What needs to be done:
Transcribe all the entries word for word, skipping the pictures.
■ ■ ■
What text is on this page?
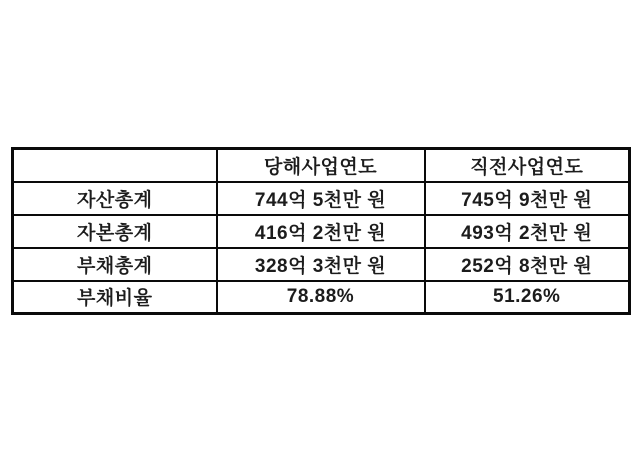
	당해사업연도	직전사업연도
자산총계	744억 5천만 원	745억 9천만 원
자본총계	416억 2천만 원	493억 2천만 원
부채총계	328억 3천만 원	252억 8천만 원
부채비율	78.88%	51.26%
■ ■ ■
Solved exercise:
What text is on this page?
	당해사업연도	직전사업연도
자산총계	744억 5천만 원	745억 9천만 원
자본총계	416억 2천만 원	493억 2천만 원
부채총계	328억 3천만 원	252억 8천만 원
부채비율	78.88%	51.26%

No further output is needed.